▶ **Problem statement**:
Take the line that contains "Extract the structured" as the first line and the final line of the records as the last; return exactly those lines and the lines between.

:: Records for processing ::

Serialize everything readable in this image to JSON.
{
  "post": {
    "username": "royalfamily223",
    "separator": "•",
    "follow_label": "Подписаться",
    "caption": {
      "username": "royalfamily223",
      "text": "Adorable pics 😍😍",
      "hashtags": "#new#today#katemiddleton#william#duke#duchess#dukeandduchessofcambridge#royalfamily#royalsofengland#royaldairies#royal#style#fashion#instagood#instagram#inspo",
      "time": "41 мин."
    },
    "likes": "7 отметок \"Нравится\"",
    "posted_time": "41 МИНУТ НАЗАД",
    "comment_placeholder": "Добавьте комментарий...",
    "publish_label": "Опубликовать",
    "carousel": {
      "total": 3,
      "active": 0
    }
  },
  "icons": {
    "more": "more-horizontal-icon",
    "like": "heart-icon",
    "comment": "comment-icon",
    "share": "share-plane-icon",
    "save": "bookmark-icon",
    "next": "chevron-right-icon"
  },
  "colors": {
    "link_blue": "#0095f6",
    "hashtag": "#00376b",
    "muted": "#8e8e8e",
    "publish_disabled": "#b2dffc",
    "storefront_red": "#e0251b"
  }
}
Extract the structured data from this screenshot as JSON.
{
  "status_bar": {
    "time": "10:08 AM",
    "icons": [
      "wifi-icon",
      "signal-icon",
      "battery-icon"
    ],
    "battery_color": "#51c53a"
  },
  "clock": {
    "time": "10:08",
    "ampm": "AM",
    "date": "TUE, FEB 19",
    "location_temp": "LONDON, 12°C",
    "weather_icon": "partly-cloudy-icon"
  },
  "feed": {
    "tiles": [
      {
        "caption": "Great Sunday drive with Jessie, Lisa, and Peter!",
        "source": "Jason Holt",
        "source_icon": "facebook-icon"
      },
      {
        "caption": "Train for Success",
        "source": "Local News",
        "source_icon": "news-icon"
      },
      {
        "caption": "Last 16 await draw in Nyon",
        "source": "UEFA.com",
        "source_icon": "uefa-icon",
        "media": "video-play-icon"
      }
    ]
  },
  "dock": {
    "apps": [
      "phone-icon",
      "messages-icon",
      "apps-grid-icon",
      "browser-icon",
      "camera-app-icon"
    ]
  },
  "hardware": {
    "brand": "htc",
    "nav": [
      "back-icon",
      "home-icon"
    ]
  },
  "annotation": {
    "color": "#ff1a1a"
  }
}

:::

▶ **Response for this exercise**:
Extract the structured data from this screenshot as JSON.
{
  "status_bar": {
    "time": "10:08 AM",
    "icons": [
      "wifi-icon",
      "signal-icon",
      "battery-icon"
    ],
    "battery_color": "#51c53a"
  },
  "clock": {
    "time": "10:08",
    "ampm": "AM",
    "date": "TUE, FEB 19",
    "location_temp": "LONDON, 12°C",
    "weather_icon": "partly-cloudy-icon"
  },
  "feed": {
    "tiles": [
      {
        "caption": "Great Sunday drive with Jessie, Lisa, and Peter!",
        "source": "Jason Holt",
        "source_icon": "facebook-icon"
      },
      {
        "caption": "Train for Success",
        "source": "Local News",
        "source_icon": "news-icon"
      },
      {
        "caption": "Last 16 await draw in Nyon",
        "source": "UEFA.com",
        "source_icon": "uefa-icon",
        "media": "video-play-icon"
      }
    ]
  },
  "dock": {
    "apps": [
      "phone-icon",
      "messages-icon",
      "apps-grid-icon",
      "browser-icon",
      "camera-app-icon"
    ]
  },
  "hardware": {
    "brand": "htc",
    "nav": [
      "back-icon",
      "home-icon"
    ]
  },
  "annotation": {
    "color": "#ff1a1a"
  }
}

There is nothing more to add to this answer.